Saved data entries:
──────

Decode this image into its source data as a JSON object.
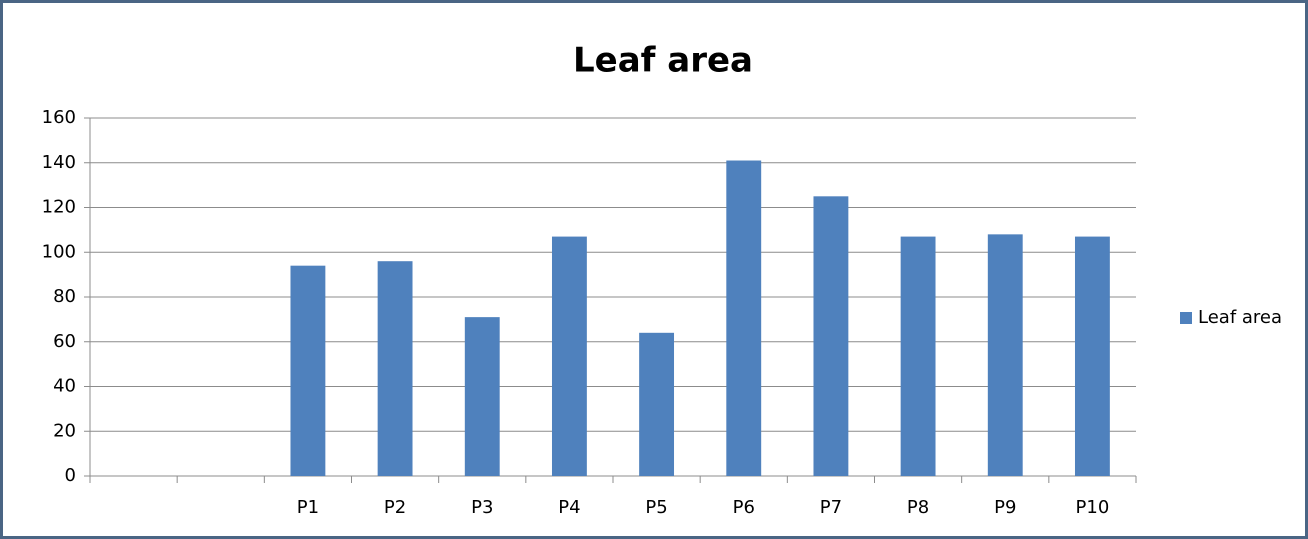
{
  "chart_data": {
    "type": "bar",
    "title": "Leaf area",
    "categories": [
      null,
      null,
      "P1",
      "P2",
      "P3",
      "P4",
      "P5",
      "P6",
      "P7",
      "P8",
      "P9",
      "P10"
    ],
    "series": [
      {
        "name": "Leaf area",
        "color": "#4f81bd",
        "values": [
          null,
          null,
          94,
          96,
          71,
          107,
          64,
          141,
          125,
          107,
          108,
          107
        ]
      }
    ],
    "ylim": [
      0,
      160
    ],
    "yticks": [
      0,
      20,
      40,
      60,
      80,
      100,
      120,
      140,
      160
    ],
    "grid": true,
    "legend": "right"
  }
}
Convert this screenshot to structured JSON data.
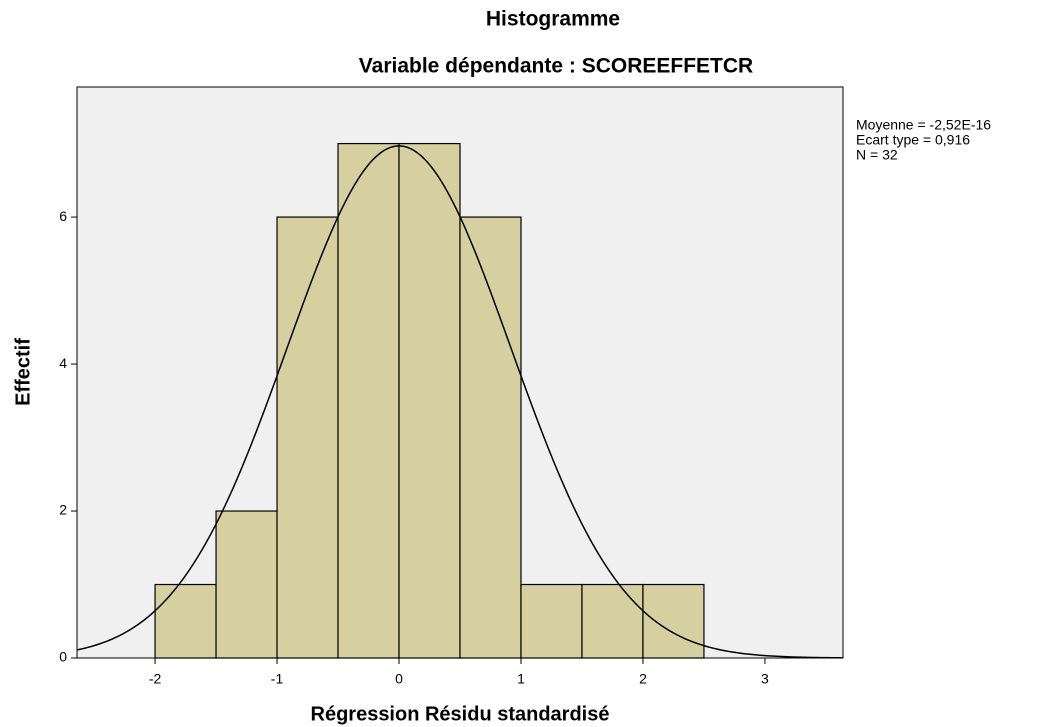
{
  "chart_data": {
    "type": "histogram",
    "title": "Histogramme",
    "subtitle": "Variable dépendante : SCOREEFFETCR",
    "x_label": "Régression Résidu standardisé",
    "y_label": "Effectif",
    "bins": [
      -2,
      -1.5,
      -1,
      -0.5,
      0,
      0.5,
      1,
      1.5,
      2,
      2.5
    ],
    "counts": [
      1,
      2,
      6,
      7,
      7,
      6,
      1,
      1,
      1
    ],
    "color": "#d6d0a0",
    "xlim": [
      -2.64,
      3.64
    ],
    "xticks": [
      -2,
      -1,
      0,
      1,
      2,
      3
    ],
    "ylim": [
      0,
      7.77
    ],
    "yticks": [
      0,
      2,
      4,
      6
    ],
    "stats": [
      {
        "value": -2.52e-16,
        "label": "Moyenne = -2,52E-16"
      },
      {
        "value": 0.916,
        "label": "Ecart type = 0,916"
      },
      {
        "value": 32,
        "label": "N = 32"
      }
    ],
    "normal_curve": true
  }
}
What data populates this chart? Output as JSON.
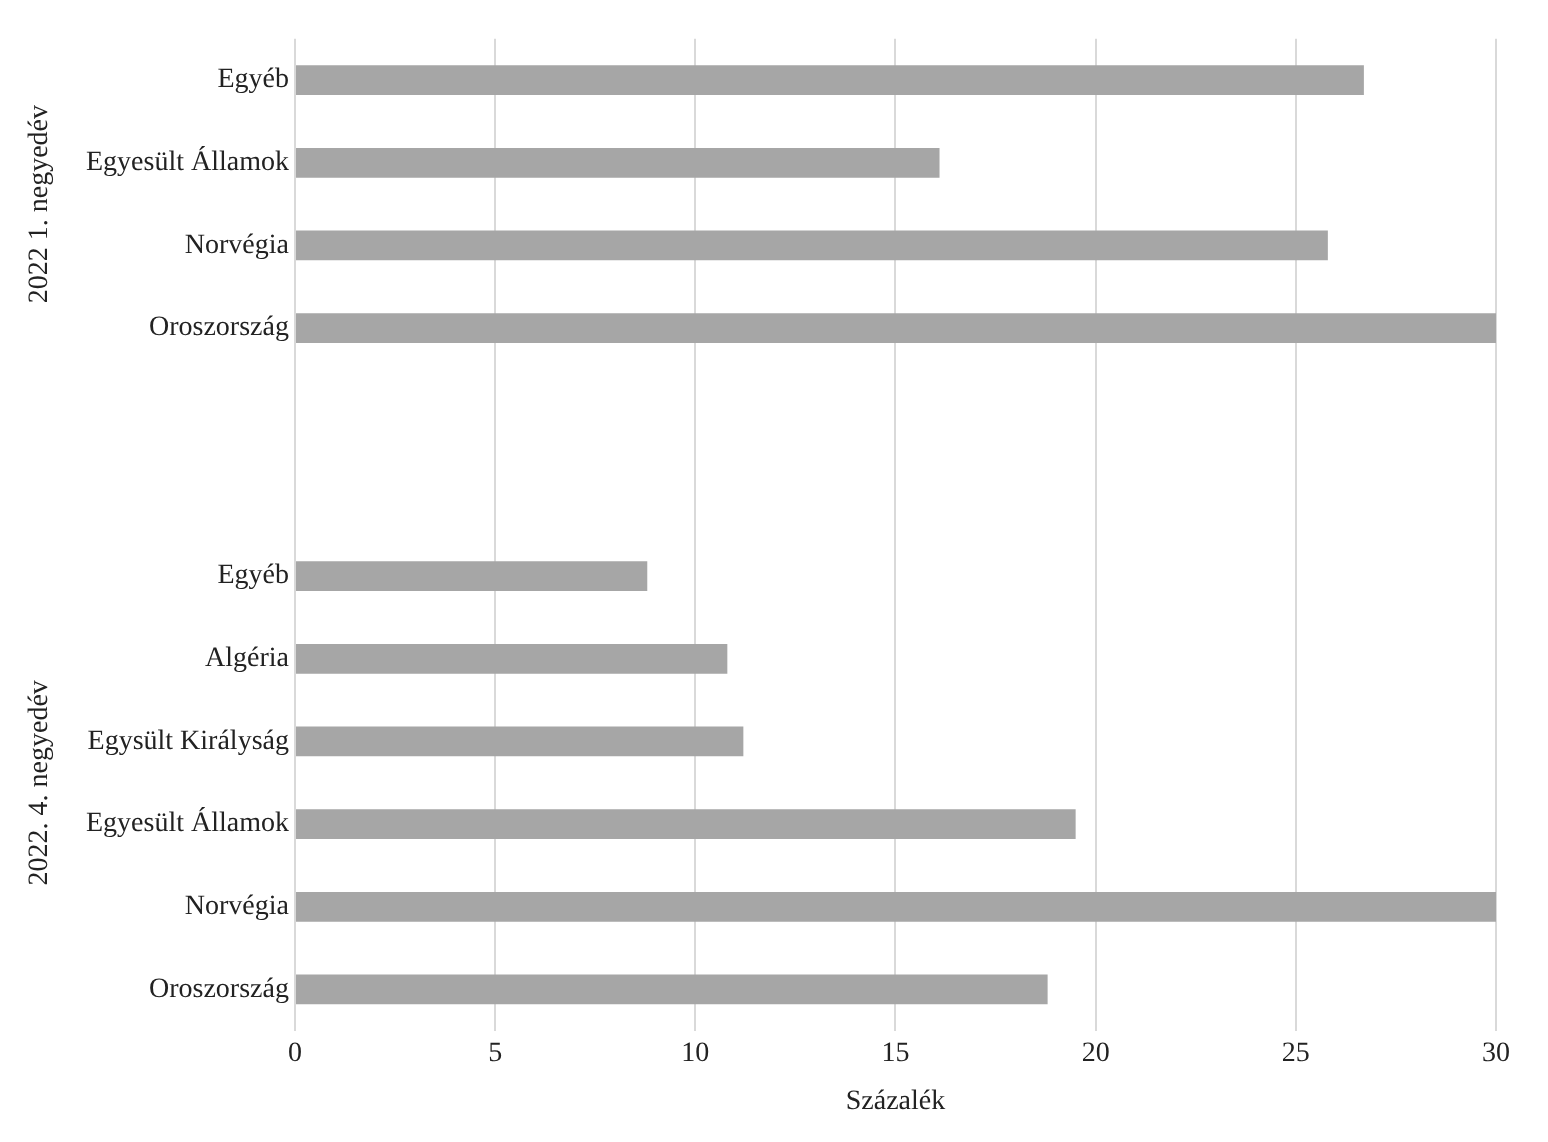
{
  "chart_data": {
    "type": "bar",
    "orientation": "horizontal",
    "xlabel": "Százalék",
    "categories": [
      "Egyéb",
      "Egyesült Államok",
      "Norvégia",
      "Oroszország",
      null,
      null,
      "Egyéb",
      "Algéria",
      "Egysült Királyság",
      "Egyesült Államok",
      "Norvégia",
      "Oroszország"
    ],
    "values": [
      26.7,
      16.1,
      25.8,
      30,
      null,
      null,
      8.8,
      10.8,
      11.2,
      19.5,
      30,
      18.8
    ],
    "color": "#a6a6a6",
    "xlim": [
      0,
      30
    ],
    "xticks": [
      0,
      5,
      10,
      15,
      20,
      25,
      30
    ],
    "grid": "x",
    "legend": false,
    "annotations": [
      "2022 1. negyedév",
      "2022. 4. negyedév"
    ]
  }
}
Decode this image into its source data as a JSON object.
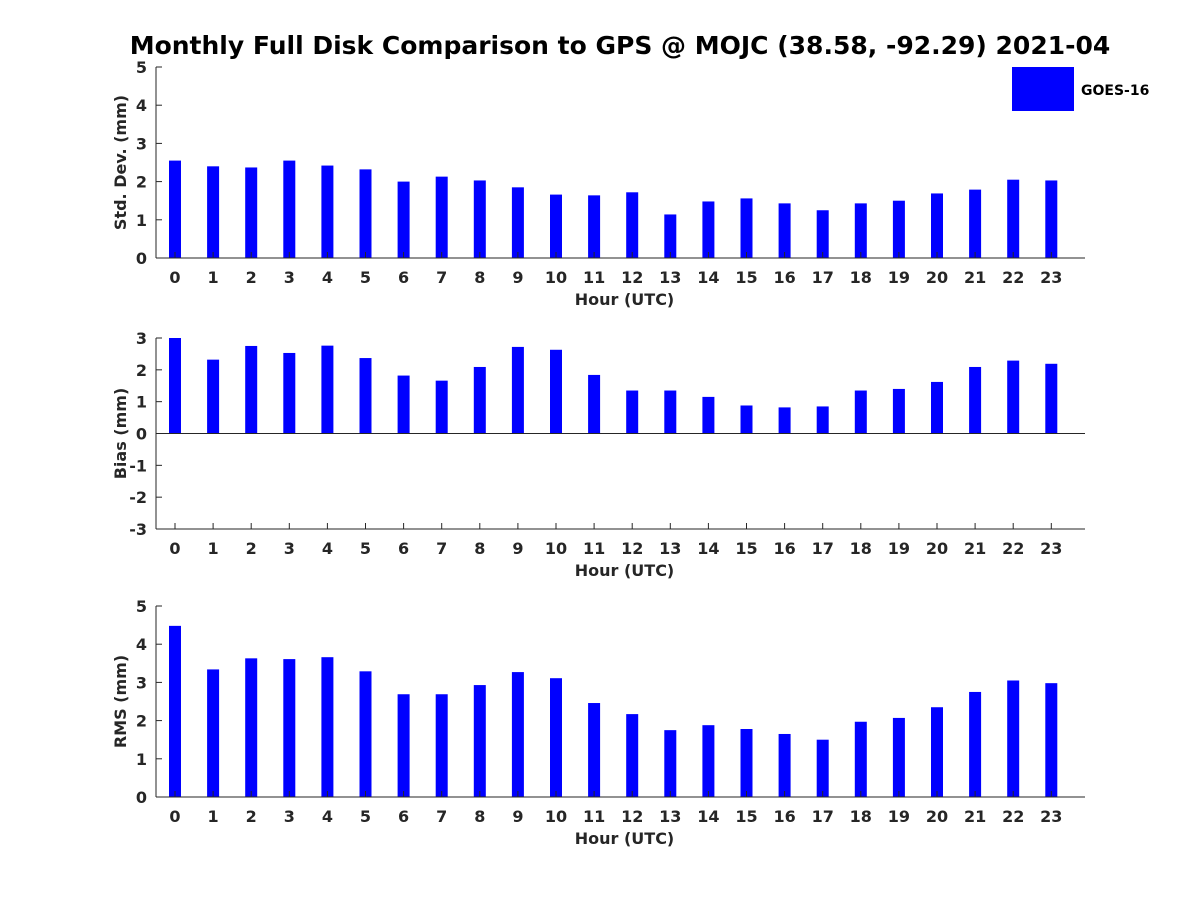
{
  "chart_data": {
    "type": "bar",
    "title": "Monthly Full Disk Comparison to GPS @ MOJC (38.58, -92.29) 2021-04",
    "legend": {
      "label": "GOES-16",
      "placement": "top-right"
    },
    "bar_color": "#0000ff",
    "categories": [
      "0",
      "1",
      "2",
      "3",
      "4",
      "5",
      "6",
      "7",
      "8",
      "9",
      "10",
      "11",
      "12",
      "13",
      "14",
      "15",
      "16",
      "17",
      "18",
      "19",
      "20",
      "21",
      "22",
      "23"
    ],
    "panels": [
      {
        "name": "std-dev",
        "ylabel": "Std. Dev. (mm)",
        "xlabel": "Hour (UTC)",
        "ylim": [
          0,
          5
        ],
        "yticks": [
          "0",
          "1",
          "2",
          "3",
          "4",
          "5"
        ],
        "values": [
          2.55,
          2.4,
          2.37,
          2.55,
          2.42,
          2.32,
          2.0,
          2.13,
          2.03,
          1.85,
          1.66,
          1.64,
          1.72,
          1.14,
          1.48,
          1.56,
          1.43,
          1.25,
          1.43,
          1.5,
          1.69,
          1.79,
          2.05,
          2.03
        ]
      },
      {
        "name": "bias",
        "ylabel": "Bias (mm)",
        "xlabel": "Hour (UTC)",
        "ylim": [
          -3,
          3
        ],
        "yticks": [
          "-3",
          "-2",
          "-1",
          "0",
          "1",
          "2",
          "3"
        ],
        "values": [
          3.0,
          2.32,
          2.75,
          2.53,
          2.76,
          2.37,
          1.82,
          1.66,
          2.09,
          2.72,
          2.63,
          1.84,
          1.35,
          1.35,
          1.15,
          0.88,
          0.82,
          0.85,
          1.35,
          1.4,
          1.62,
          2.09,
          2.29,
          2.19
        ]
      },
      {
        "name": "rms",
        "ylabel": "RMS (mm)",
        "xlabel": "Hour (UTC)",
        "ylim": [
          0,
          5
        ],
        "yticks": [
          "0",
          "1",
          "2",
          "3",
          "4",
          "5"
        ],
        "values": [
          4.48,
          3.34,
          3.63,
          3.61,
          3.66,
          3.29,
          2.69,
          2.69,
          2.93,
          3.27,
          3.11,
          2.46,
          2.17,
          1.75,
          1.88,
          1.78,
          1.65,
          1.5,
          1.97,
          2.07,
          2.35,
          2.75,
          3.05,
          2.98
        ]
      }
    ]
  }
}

──────

[Instructions for the task]:
Leave the pictures out and output the rest of the listing exactly.

[Exercise result]:
Decode this image into its source data as a JSON object.
{
  "chart_data": {
    "type": "bar",
    "title": "Leaf area",
    "categories": [
      null,
      null,
      "P1",
      "P2",
      "P3",
      "P4",
      "P5",
      "P6",
      "P7",
      "P8",
      "P9",
      "P10"
    ],
    "series": [
      {
        "name": "Leaf area",
        "color": "#4f81bd",
        "values": [
          null,
          null,
          94,
          96,
          71,
          107,
          64,
          141,
          125,
          107,
          108,
          107
        ]
      }
    ],
    "ylim": [
      0,
      160
    ],
    "yticks": [
      0,
      20,
      40,
      60,
      80,
      100,
      120,
      140,
      160
    ],
    "grid": true,
    "legend": "right"
  }
}
Convert this screenshot to structured JSON data.
{
  "chart_data": {
    "type": "histogram",
    "title": "Histogramme",
    "subtitle": "Variable dépendante : SCOREEFFETCR",
    "x_label": "Régression Résidu standardisé",
    "y_label": "Effectif",
    "bins": [
      -2,
      -1.5,
      -1,
      -0.5,
      0,
      0.5,
      1,
      1.5,
      2,
      2.5
    ],
    "counts": [
      1,
      2,
      6,
      7,
      7,
      6,
      1,
      1,
      1
    ],
    "color": "#d6d0a0",
    "xlim": [
      -2.64,
      3.64
    ],
    "xticks": [
      -2,
      -1,
      0,
      1,
      2,
      3
    ],
    "ylim": [
      0,
      7.77
    ],
    "yticks": [
      0,
      2,
      4,
      6
    ],
    "stats": [
      {
        "value": -2.52e-16,
        "label": "Moyenne = -2,52E-16"
      },
      {
        "value": 0.916,
        "label": "Ecart type = 0,916"
      },
      {
        "value": 32,
        "label": "N = 32"
      }
    ],
    "normal_curve": true
  }
}
What data populates this chart? Output as JSON.
{
  "chart_data": {
    "type": "bar",
    "orientation": "horizontal",
    "xlabel": "Százalék",
    "categories": [
      "Egyéb",
      "Egyesült Államok",
      "Norvégia",
      "Oroszország",
      null,
      null,
      "Egyéb",
      "Algéria",
      "Egysült Királyság",
      "Egyesült Államok",
      "Norvégia",
      "Oroszország"
    ],
    "values": [
      26.7,
      16.1,
      25.8,
      30,
      null,
      null,
      8.8,
      10.8,
      11.2,
      19.5,
      30,
      18.8
    ],
    "color": "#a6a6a6",
    "xlim": [
      0,
      30
    ],
    "xticks": [
      0,
      5,
      10,
      15,
      20,
      25,
      30
    ],
    "grid": "x",
    "legend": false,
    "annotations": [
      "2022 1. negyedév",
      "2022. 4. negyedév"
    ]
  }
}
Decode this image into its source data as a JSON object.
{
  "chart_data": {
    "type": "bar",
    "title": "Monthly Full Disk Comparison to GPS @ MOJC (38.58, -92.29) 2021-04",
    "legend": {
      "label": "GOES-16",
      "placement": "top-right"
    },
    "bar_color": "#0000ff",
    "categories": [
      "0",
      "1",
      "2",
      "3",
      "4",
      "5",
      "6",
      "7",
      "8",
      "9",
      "10",
      "11",
      "12",
      "13",
      "14",
      "15",
      "16",
      "17",
      "18",
      "19",
      "20",
      "21",
      "22",
      "23"
    ],
    "panels": [
      {
        "name": "std-dev",
        "ylabel": "Std. Dev. (mm)",
        "xlabel": "Hour (UTC)",
        "ylim": [
          0,
          5
        ],
        "yticks": [
          "0",
          "1",
          "2",
          "3",
          "4",
          "5"
        ],
        "values": [
          2.55,
          2.4,
          2.37,
          2.55,
          2.42,
          2.32,
          2.0,
          2.13,
          2.03,
          1.85,
          1.66,
          1.64,
          1.72,
          1.14,
          1.48,
          1.56,
          1.43,
          1.25,
          1.43,
          1.5,
          1.69,
          1.79,
          2.05,
          2.03
        ]
      },
      {
        "name": "bias",
        "ylabel": "Bias (mm)",
        "xlabel": "Hour (UTC)",
        "ylim": [
          -3,
          3
        ],
        "yticks": [
          "-3",
          "-2",
          "-1",
          "0",
          "1",
          "2",
          "3"
        ],
        "values": [
          3.0,
          2.32,
          2.75,
          2.53,
          2.76,
          2.37,
          1.82,
          1.66,
          2.09,
          2.72,
          2.63,
          1.84,
          1.35,
          1.35,
          1.15,
          0.88,
          0.82,
          0.85,
          1.35,
          1.4,
          1.62,
          2.09,
          2.29,
          2.19
        ]
      },
      {
        "name": "rms",
        "ylabel": "RMS (mm)",
        "xlabel": "Hour (UTC)",
        "ylim": [
          0,
          5
        ],
        "yticks": [
          "0",
          "1",
          "2",
          "3",
          "4",
          "5"
        ],
        "values": [
          4.48,
          3.34,
          3.63,
          3.61,
          3.66,
          3.29,
          2.69,
          2.69,
          2.93,
          3.27,
          3.11,
          2.46,
          2.17,
          1.75,
          1.88,
          1.78,
          1.65,
          1.5,
          1.97,
          2.07,
          2.35,
          2.75,
          3.05,
          2.98
        ]
      }
    ]
  }
}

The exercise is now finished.